-- Do this --
Reproduce every row with "staticText" swapped for "label" wherever it occurs, changing nothing else, and leave out the pictures.

-- Given records --
— begin —
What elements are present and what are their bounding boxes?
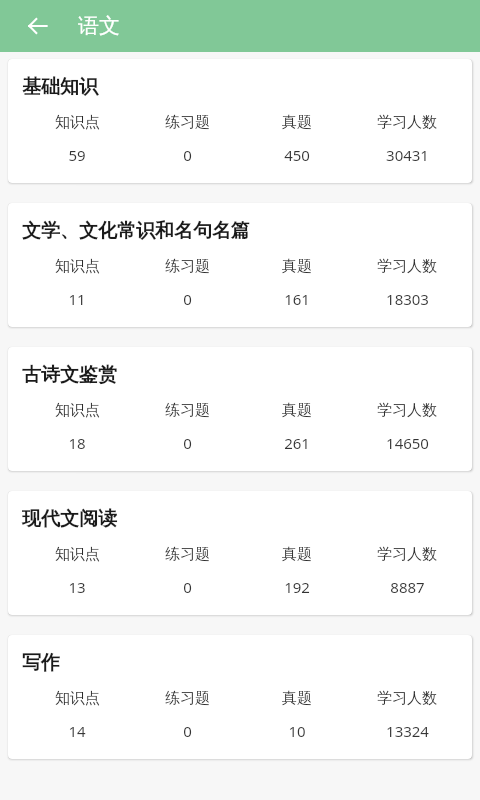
staticText: 18303 — [386, 289, 429, 309]
staticText: 450 — [284, 145, 310, 165]
staticText: 写作 — [22, 651, 60, 675]
button[interactable]: 写作 — [8, 635, 472, 759]
staticText: 真题 — [282, 401, 312, 420]
staticText: 0 — [183, 721, 192, 741]
staticText: 文学、文化常识和名句名篇 — [22, 219, 250, 243]
staticText: 学习人数 — [377, 689, 437, 708]
staticText: 知识点 — [55, 401, 100, 420]
staticText: 学习人数 — [377, 545, 437, 564]
staticText: 14650 — [386, 433, 429, 453]
button[interactable]: 现代文阅读 — [8, 491, 472, 615]
staticText: 10 — [288, 721, 306, 741]
staticText: 0 — [183, 289, 192, 309]
staticText: 13324 — [386, 721, 429, 741]
staticText: 192 — [284, 577, 310, 597]
staticText: 学习人数 — [377, 257, 437, 276]
staticText: 真题 — [282, 113, 312, 132]
staticText: 练习题 — [165, 689, 210, 708]
staticText: 13 — [68, 577, 86, 597]
staticText: 14 — [68, 721, 86, 741]
staticText: 基础知识 — [22, 75, 98, 99]
staticText: 18 — [68, 433, 86, 453]
staticText: 真题 — [282, 689, 312, 708]
staticText: 古诗文鉴赏 — [22, 363, 117, 387]
staticText: 11 — [68, 289, 86, 309]
button[interactable]: 文学、文化常识和名句名篇 — [8, 203, 472, 327]
button[interactable]: 古诗文鉴赏 — [8, 347, 472, 471]
staticText: 0 — [183, 145, 192, 165]
staticText: 知识点 — [55, 545, 100, 564]
staticText: 30431 — [386, 145, 429, 165]
button[interactable]: 基础知识 — [8, 59, 472, 183]
staticText: 练习题 — [165, 257, 210, 276]
staticText: 知识点 — [55, 257, 100, 276]
staticText: 59 — [68, 145, 86, 165]
staticText: 真题 — [282, 257, 312, 276]
staticText: 练习题 — [165, 113, 210, 132]
staticText: 学习人数 — [377, 113, 437, 132]
staticText: 学习人数 — [377, 401, 437, 420]
staticText: 261 — [284, 433, 310, 453]
staticText: 8887 — [390, 577, 425, 597]
staticText: 语文 — [78, 13, 120, 39]
staticText: 真题 — [282, 545, 312, 564]
staticText: 0 — [183, 577, 192, 597]
staticText: 现代文阅读 — [22, 507, 117, 531]
button[interactable]: Back — [16, 4, 60, 48]
staticText: 练习题 — [165, 545, 210, 564]
staticText: 0 — [183, 433, 192, 453]
staticText: 161 — [284, 289, 310, 309]
staticText: 知识点 — [55, 113, 100, 132]
staticText: 知识点 — [55, 689, 100, 708]
staticText: 练习题 — [165, 401, 210, 420]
— end —
-- Final answer --
What elements are present and what are their bounding boxes?
label: 18303 — [386, 289, 429, 309]
label: 450 — [284, 145, 310, 165]
label: 写作 — [22, 651, 60, 675]
button[interactable]: 写作 — [8, 635, 472, 759]
label: 真题 — [282, 401, 312, 420]
label: 0 — [183, 721, 192, 741]
label: 文学、文化常识和名句名篇 — [22, 219, 250, 243]
label: 学习人数 — [377, 689, 437, 708]
label: 知识点 — [55, 401, 100, 420]
label: 学习人数 — [377, 545, 437, 564]
label: 14650 — [386, 433, 429, 453]
button[interactable]: 现代文阅读 — [8, 491, 472, 615]
label: 10 — [288, 721, 306, 741]
label: 0 — [183, 289, 192, 309]
label: 13324 — [386, 721, 429, 741]
label: 192 — [284, 577, 310, 597]
label: 学习人数 — [377, 257, 437, 276]
label: 真题 — [282, 113, 312, 132]
label: 练习题 — [165, 689, 210, 708]
label: 13 — [68, 577, 86, 597]
label: 14 — [68, 721, 86, 741]
label: 基础知识 — [22, 75, 98, 99]
label: 18 — [68, 433, 86, 453]
label: 真题 — [282, 689, 312, 708]
label: 古诗文鉴赏 — [22, 363, 117, 387]
label: 11 — [68, 289, 86, 309]
button[interactable]: 文学、文化常识和名句名篇 — [8, 203, 472, 327]
button[interactable]: 古诗文鉴赏 — [8, 347, 472, 471]
label: 0 — [183, 145, 192, 165]
label: 知识点 — [55, 545, 100, 564]
label: 30431 — [386, 145, 429, 165]
button[interactable]: 基础知识 — [8, 59, 472, 183]
label: 练习题 — [165, 257, 210, 276]
label: 知识点 — [55, 257, 100, 276]
label: 59 — [68, 145, 86, 165]
label: 真题 — [282, 257, 312, 276]
label: 练习题 — [165, 113, 210, 132]
label: 学习人数 — [377, 113, 437, 132]
label: 学习人数 — [377, 401, 437, 420]
label: 261 — [284, 433, 310, 453]
label: 8887 — [390, 577, 425, 597]
label: 语文 — [78, 13, 120, 39]
label: 真题 — [282, 545, 312, 564]
label: 0 — [183, 577, 192, 597]
label: 现代文阅读 — [22, 507, 117, 531]
button[interactable]: Back — [16, 4, 60, 48]
label: 练习题 — [165, 545, 210, 564]
label: 0 — [183, 433, 192, 453]
label: 161 — [284, 289, 310, 309]
label: 知识点 — [55, 113, 100, 132]
label: 知识点 — [55, 689, 100, 708]
label: 练习题 — [165, 401, 210, 420]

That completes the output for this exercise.